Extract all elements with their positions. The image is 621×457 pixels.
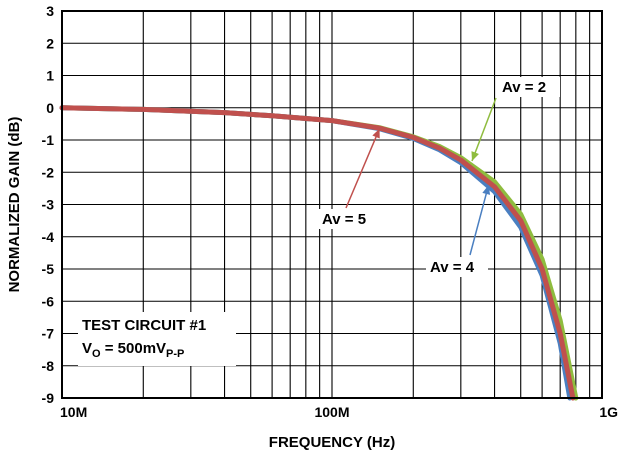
y-tick-label: 3 xyxy=(46,3,54,19)
annotations: TEST CIRCUIT #1 VO = 500mVP-P Av = 2 Av =… xyxy=(78,77,560,366)
annotation-arrow-line xyxy=(469,184,490,256)
y-tick-label: 0 xyxy=(46,100,54,116)
x-axis-label: FREQUENCY (Hz) xyxy=(269,434,395,451)
y-tick-label: -7 xyxy=(42,326,55,342)
y-axis-label: NORMALIZED GAIN (dB) xyxy=(6,117,23,293)
annotation-label: Av = 2 xyxy=(502,79,546,96)
y-tick-label: -6 xyxy=(42,293,55,309)
annotation-arrow-head xyxy=(372,128,380,139)
x-tick-label: 10M xyxy=(60,404,87,420)
annotation-label: Av = 4 xyxy=(430,259,475,276)
y-tick-label: 1 xyxy=(46,68,54,84)
series-line xyxy=(59,105,576,401)
annotation-arrow-line xyxy=(345,128,381,209)
voltage-symbol: V xyxy=(82,340,92,357)
annotation-label: Av = 5 xyxy=(322,211,366,228)
x-tick-label: 100M xyxy=(314,404,349,420)
y-tick-label: -9 xyxy=(42,390,55,406)
voltage-unit-subscript: P-P xyxy=(166,348,184,360)
annotation-label-background xyxy=(318,209,380,229)
plot-frame xyxy=(61,10,603,399)
annotation-arrow-head xyxy=(471,151,479,161)
y-tick-label: 2 xyxy=(46,35,54,51)
y-tick-label: -3 xyxy=(42,197,55,213)
x-tick-label: 1G xyxy=(599,404,618,420)
y-tick-label: -4 xyxy=(42,229,55,245)
y-tick-label: -5 xyxy=(42,261,55,277)
test-circuit-label: TEST CIRCUIT #1 xyxy=(82,317,206,334)
annotation-label-background xyxy=(426,257,488,277)
annotation-arrow-line xyxy=(471,97,497,162)
annotation-label-background xyxy=(498,77,560,97)
y-tick-label: -2 xyxy=(42,164,55,180)
y-tick-label: -8 xyxy=(42,358,55,374)
voltage-value: = 500mV xyxy=(101,340,166,357)
series-lines xyxy=(59,105,579,401)
voltage-subscript: O xyxy=(92,348,101,360)
output-voltage-label: VO = 500mVP-P xyxy=(82,340,184,360)
y-tick-label: -1 xyxy=(42,132,55,148)
test-circuit-note-background xyxy=(78,312,236,366)
tick-labels: 3 2 1 0 -1 -2 -3 -4 -5 -6 -7 -8 -9 10M 100M 1G xyxy=(42,3,619,420)
annotation-arrow-head xyxy=(482,185,491,195)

DIRECTIVE: Return the lines starting at the one that contains "y-tick-label: 3 xyxy=(46,3,54,19)" and continuing through the last line of the entries, both ends included, reproducing each line verbatim.

EXPECTED ANSWER:
y-tick-label: 3 xyxy=(46,3,54,19)
annotations: TEST CIRCUIT #1 VO = 500mVP-P Av = 2 Av =… xyxy=(78,77,560,366)
annotation-arrow-line xyxy=(469,184,490,256)
y-tick-label: 0 xyxy=(46,100,54,116)
x-axis-label: FREQUENCY (Hz) xyxy=(269,434,395,451)
y-tick-label: -7 xyxy=(42,326,55,342)
y-axis-label: NORMALIZED GAIN (dB) xyxy=(6,117,23,293)
annotation-label: Av = 2 xyxy=(502,79,546,96)
y-tick-label: -6 xyxy=(42,293,55,309)
annotation-arrow-head xyxy=(372,128,380,139)
x-tick-label: 10M xyxy=(60,404,87,420)
annotation-label: Av = 4 xyxy=(430,259,475,276)
y-tick-label: 1 xyxy=(46,68,54,84)
series-line xyxy=(59,105,576,401)
annotation-arrow-line xyxy=(345,128,381,209)
voltage-symbol: V xyxy=(82,340,92,357)
annotation-label: Av = 5 xyxy=(322,211,366,228)
x-tick-label: 100M xyxy=(314,404,349,420)
y-tick-label: -9 xyxy=(42,390,55,406)
voltage-unit-subscript: P-P xyxy=(166,348,184,360)
annotation-label-background xyxy=(318,209,380,229)
plot-frame xyxy=(61,10,603,399)
annotation-arrow-head xyxy=(471,151,479,161)
y-tick-label: 2 xyxy=(46,35,54,51)
y-tick-label: -3 xyxy=(42,197,55,213)
x-tick-label: 1G xyxy=(599,404,618,420)
y-tick-label: -4 xyxy=(42,229,55,245)
y-tick-label: -5 xyxy=(42,261,55,277)
test-circuit-label: TEST CIRCUIT #1 xyxy=(82,317,206,334)
annotation-label-background xyxy=(426,257,488,277)
annotation-arrow-line xyxy=(471,97,497,162)
annotation-label-background xyxy=(498,77,560,97)
y-tick-label: -2 xyxy=(42,164,55,180)
y-tick-label: -8 xyxy=(42,358,55,374)
voltage-value: = 500mV xyxy=(101,340,166,357)
series-lines xyxy=(59,105,579,401)
voltage-subscript: O xyxy=(92,348,101,360)
output-voltage-label: VO = 500mVP-P xyxy=(82,340,184,360)
y-tick-label: -1 xyxy=(42,132,55,148)
test-circuit-note-background xyxy=(78,312,236,366)
tick-labels: 3 2 1 0 -1 -2 -3 -4 -5 -6 -7 -8 -9 10M 100M 1G xyxy=(42,3,619,420)
annotation-arrow-head xyxy=(482,185,491,195)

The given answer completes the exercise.